### Отрывок текста
_ _ _
Все старые пьесы написаны про любовь мужчины и женщины. А сейчас получается, что это почти неинтересно...

Ну, в «Чайке» все про любовь, конечно, про любовь. Без любви вообще ничего невозможно, все строится на этом. Это единственная энергия, которая двигает жизнью. И ее отсутствие тоже. Может быть, отсутствие любви даже больший мотор, больший двигатель, чем ее присутствие. Я боюсь потерять чувство отсутствия любви, потому что оно дает мне силы.

 

Красиво! Классная формулировка.

 

Формулировка - очень сложная вещь, это и театральная проблема тоже. Артист говорит: «Ты сформулируй, а я сделаю». Во-первых, это самообман, что я сформулирую, а ты сделаешь. Потому что эта формулировка дается благодаря каким-то огромным усилиям, и если ты не проходишь через эти усилия, то ты не сможешь сделать. Иначе ты становишься пустышкой, куклой. Ты должен пройти этот путь, и тогда ты становишься соавтором, иначе ты исполнитель. Так тоже может быть, я совсем не против, но это другой путь. Процесс, репетиция - это такое размышление вслух. Ты пытаешься сформулировать, найти во время репетиции какой-то корень. Собственно говоря, репетиция и есть попытка сформулировать в течение четырех часов одну ситуацию или одну мысль. Как сейчас - я начинаю что-то вытаскивать из себя и понимаю, что все вопросы взаимосвязаны, а в итоге мы пришли к этому, наверное, спорному размышлению про отсутствие любви. Вероятно, с ним можно не соглашаться. Но я вдруг понял, что я, как ни ужасно, боюсь потерять это ощущение. Мне кажется, люди по существу своему романтичны, но иногда мы эту романтику загоняем внутрь. Мне кажется, что человек связан с ветром, со снегом, с природой, с весной. Знаете, Блок замечательно сказал: романтизм - это удесятеренное чувство жизни. По-моему, фантастическое выражение. Потому что хочется жить, хочется чувствовать. Кстати, это тоже один из моих страхов - потерять способность воспринимать, чувствовать. Рано или поздно наверняка это настанет. А может, и нет, черт его знает, посмотрим.
_ _ _
### Перечень строк
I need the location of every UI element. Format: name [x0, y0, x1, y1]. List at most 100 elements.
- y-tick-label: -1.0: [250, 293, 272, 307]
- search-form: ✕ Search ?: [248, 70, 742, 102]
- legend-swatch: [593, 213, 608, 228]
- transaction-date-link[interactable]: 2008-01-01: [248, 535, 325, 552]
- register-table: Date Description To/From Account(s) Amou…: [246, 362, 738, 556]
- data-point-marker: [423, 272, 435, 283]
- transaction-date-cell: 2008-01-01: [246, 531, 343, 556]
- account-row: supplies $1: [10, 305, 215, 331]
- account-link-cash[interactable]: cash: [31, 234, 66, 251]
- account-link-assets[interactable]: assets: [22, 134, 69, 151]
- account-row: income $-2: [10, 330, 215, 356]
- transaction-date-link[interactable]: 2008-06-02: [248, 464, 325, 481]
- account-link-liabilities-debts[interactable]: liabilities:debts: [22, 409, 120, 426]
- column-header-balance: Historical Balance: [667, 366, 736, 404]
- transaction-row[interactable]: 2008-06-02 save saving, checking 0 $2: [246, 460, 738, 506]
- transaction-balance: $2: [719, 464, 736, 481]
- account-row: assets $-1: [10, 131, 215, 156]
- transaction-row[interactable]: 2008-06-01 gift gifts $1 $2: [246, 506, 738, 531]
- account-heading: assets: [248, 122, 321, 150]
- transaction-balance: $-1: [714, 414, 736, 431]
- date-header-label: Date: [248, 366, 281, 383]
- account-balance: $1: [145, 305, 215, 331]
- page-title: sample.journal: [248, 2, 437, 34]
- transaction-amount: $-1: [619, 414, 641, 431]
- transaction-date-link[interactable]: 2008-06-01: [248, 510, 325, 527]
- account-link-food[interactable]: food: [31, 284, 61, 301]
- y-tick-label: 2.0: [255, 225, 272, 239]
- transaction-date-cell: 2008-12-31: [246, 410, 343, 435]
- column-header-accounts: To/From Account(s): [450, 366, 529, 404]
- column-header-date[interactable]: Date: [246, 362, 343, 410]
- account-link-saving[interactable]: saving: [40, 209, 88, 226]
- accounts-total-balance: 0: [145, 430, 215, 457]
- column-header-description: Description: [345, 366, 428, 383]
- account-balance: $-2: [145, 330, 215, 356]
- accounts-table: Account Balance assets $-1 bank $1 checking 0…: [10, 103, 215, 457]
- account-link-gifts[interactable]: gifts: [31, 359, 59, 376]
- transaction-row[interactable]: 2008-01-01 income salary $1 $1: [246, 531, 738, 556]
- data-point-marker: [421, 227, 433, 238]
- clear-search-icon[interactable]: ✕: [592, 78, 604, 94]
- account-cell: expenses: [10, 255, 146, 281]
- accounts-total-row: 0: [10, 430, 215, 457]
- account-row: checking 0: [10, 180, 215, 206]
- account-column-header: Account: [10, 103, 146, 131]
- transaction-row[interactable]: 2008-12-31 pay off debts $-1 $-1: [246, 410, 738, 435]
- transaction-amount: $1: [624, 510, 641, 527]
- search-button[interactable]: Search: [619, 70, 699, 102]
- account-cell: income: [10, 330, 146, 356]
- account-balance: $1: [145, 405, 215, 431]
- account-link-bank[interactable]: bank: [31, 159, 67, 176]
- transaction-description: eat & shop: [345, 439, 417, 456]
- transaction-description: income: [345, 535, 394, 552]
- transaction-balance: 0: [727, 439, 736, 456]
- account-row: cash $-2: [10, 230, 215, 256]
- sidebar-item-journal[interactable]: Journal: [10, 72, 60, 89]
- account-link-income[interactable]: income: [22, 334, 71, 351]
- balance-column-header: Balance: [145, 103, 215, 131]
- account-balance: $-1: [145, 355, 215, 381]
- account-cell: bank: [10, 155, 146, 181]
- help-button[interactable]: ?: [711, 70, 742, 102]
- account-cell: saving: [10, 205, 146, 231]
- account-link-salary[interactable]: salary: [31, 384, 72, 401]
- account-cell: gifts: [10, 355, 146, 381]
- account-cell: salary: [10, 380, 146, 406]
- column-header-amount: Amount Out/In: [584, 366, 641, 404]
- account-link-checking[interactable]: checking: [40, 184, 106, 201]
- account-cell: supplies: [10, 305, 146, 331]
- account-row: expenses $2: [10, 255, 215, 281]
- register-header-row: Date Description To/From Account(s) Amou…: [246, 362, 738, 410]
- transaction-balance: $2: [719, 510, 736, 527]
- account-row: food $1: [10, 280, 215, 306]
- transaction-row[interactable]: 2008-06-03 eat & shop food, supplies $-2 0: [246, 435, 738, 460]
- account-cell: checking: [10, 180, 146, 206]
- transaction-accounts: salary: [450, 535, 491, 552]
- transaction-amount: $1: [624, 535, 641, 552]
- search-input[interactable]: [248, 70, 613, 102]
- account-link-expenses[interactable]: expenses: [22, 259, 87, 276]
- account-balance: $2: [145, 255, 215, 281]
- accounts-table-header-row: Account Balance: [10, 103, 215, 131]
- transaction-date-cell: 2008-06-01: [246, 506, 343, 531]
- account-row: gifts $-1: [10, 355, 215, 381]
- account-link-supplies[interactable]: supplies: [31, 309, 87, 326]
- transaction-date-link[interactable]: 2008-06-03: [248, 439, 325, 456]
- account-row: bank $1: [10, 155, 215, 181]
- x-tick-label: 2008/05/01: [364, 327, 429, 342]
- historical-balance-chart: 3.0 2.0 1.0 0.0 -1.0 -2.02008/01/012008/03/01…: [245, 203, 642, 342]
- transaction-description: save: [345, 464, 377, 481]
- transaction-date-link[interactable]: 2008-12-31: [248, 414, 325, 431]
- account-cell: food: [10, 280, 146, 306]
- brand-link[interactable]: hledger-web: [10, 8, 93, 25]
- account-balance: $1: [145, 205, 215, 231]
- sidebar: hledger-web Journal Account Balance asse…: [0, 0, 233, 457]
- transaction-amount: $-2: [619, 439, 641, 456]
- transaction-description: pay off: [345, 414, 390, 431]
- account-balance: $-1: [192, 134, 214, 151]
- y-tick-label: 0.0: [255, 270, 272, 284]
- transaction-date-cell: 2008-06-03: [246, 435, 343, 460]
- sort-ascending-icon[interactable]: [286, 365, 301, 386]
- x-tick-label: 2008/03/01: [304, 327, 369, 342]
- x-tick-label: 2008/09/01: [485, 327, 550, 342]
_ _ _
### Задания
1 > Перепишите фрагмент отрывка о любви и театре от слов «Все старые пьесы» до слов «дает мне силы.» включительно, поставив «сила» вместо «энергия».
2 > Продолжите отрывок о любви и театре с того места, где он заканчивается.
Строки взяты из другого источника.

### Ответы к заданиям
1 >
Все старые пьесы написаны про любовь мужчины и женщины. А сейчас получается, что это почти неинтересно...

Ну, в «Чайке» все про любовь, конечно, про любовь. Без любви вообще ничего невозможно, все строится на этом. Это единственная сила, которая двигает жизнью. И ее отсутствие тоже. Может быть, отсутствие любви даже больший мотор, больший двигатель, чем ее присутствие. Я боюсь потерять чувство отсутствия любви, потому что оно дает мне силы.

2 >
 
Собираетесь ли вы ставить пьесы современных драматургов?

 

Собираюсь. Не знаю, буду или нет, но собираюсь. Из того, что я читал, мне нравятся Сигарев, Вырыпаев. Но Вырыпаев - это планета самостоятельная. И совсем недавно открыл для себя погибшую трагически девушку по фамилии Яблонская и совершенно влюбился в ее пьесы. Это ужасная, невероятная потеря. Прочитав ее пьесу «Язычники», испытал потрясение - может быть, сравнимое с впечатлением от «Утиной охоты» Вампилова. Но я очень боюсь испортить пьесу, потому что там все-таки какой-то другой язык. Странная штука. Обычно я не боюсь: не знаешь - ну и хорошо, не важно, потом узнаешь; мы все когда-то делаем что-то в первый раз. А здесь страшно испортить, потому что у нее какое-то другое восприятие театра, язык другой... А может, и ничего, не знаю... Во всяком случае, открытие такое серьезное. Там такая правда у этой девочки, у Кристины. Какая-то подлинная вера, сила... Не знаю, меня очень это срубило. Так грустно, что Яблонская погибла.

 

 

Можем ли мы вам чем-то помочь?! Ну, кроме честного исполнения наших театроведческих обязанностей?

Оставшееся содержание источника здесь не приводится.